======== Material provided ========

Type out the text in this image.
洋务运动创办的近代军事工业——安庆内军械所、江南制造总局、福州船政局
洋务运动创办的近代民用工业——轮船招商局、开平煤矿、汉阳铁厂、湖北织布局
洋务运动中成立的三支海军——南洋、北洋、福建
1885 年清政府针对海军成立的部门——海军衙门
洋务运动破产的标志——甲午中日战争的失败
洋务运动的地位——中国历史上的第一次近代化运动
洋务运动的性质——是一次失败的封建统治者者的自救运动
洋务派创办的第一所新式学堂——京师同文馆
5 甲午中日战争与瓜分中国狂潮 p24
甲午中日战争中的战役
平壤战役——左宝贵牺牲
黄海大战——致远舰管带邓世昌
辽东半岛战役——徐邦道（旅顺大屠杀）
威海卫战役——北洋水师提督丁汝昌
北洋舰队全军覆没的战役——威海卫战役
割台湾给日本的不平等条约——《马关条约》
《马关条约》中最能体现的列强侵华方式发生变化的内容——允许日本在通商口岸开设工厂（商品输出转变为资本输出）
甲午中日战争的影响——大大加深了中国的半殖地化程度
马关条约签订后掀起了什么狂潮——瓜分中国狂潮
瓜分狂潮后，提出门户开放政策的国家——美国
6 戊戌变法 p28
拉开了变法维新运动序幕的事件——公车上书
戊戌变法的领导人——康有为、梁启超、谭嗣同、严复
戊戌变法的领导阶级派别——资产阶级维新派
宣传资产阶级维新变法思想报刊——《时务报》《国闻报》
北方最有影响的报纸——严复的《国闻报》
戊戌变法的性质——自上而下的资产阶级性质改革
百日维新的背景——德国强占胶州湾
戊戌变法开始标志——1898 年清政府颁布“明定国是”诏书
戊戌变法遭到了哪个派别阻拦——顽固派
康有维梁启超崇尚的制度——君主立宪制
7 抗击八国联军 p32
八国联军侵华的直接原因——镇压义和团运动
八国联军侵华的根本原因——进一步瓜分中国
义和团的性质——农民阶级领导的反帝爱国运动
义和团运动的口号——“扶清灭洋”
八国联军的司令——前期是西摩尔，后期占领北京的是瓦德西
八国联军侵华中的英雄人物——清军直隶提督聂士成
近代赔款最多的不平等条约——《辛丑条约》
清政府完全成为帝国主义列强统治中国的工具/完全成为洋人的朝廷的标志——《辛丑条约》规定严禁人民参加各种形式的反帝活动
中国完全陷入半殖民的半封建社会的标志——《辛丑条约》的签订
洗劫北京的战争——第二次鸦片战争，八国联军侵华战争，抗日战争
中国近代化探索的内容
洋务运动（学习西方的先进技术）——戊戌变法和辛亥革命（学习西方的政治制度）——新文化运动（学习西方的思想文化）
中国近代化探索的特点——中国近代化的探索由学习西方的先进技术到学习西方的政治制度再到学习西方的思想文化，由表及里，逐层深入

========

(The request): Copy down the material exactly as written.

(Worked solution):
Type out the text in this image.
洋务运动创办的近代军事工业——安庆内军械所、江南制造总局、福州船政局
洋务运动创办的近代民用工业——轮船招商局、开平煤矿、汉阳铁厂、湖北织布局
洋务运动中成立的三支海军——南洋、北洋、福建
1885 年清政府针对海军成立的部门——海军衙门
洋务运动破产的标志——甲午中日战争的失败
洋务运动的地位——中国历史上的第一次近代化运动
洋务运动的性质——是一次失败的封建统治者者的自救运动
洋务派创办的第一所新式学堂——京师同文馆
5 甲午中日战争与瓜分中国狂潮 p24
甲午中日战争中的战役
平壤战役——左宝贵牺牲
黄海大战——致远舰管带邓世昌
辽东半岛战役——徐邦道（旅顺大屠杀）
威海卫战役——北洋水师提督丁汝昌
北洋舰队全军覆没的战役——威海卫战役
割台湾给日本的不平等条约——《马关条约》
《马关条约》中最能体现的列强侵华方式发生变化的内容——允许日本在通商口岸开设工厂（商品输出转变为资本输出）
甲午中日战争的影响——大大加深了中国的半殖地化程度
马关条约签订后掀起了什么狂潮——瓜分中国狂潮
瓜分狂潮后，提出门户开放政策的国家——美国
6 戊戌变法 p28
拉开了变法维新运动序幕的事件——公车上书
戊戌变法的领导人——康有为、梁启超、谭嗣同、严复
戊戌变法的领导阶级派别——资产阶级维新派
宣传资产阶级维新变法思想报刊——《时务报》《国闻报》
北方最有影响的报纸——严复的《国闻报》
戊戌变法的性质——自上而下的资产阶级性质改革
百日维新的背景——德国强占胶州湾
戊戌变法开始标志——1898 年清政府颁布“明定国是”诏书
戊戌变法遭到了哪个派别阻拦——顽固派
康有维梁启超崇尚的制度——君主立宪制
7 抗击八国联军 p32
八国联军侵华的直接原因——镇压义和团运动
八国联军侵华的根本原因——进一步瓜分中国
义和团的性质——农民阶级领导的反帝爱国运动
义和团运动的口号——“扶清灭洋”
八国联军的司令——前期是西摩尔，后期占领北京的是瓦德西
八国联军侵华中的英雄人物——清军直隶提督聂士成
近代赔款最多的不平等条约——《辛丑条约》
清政府完全成为帝国主义列强统治中国的工具/完全成为洋人的朝廷的标志——《辛丑条约》规定严禁人民参加各种形式的反帝活动
中国完全陷入半殖民的半封建社会的标志——《辛丑条约》的签订
洗劫北京的战争——第二次鸦片战争，八国联军侵华战争，抗日战争
中国近代化探索的内容
洋务运动（学习西方的先进技术）——戊戌变法和辛亥革命（学习西方的政治制度）——新文化运动（学习西方的思想文化）
中国近代化探索的特点——中国近代化的探索由学习西方的先进技术到学习西方的政治制度再到学习西方的思想文化，由表及里，逐层深入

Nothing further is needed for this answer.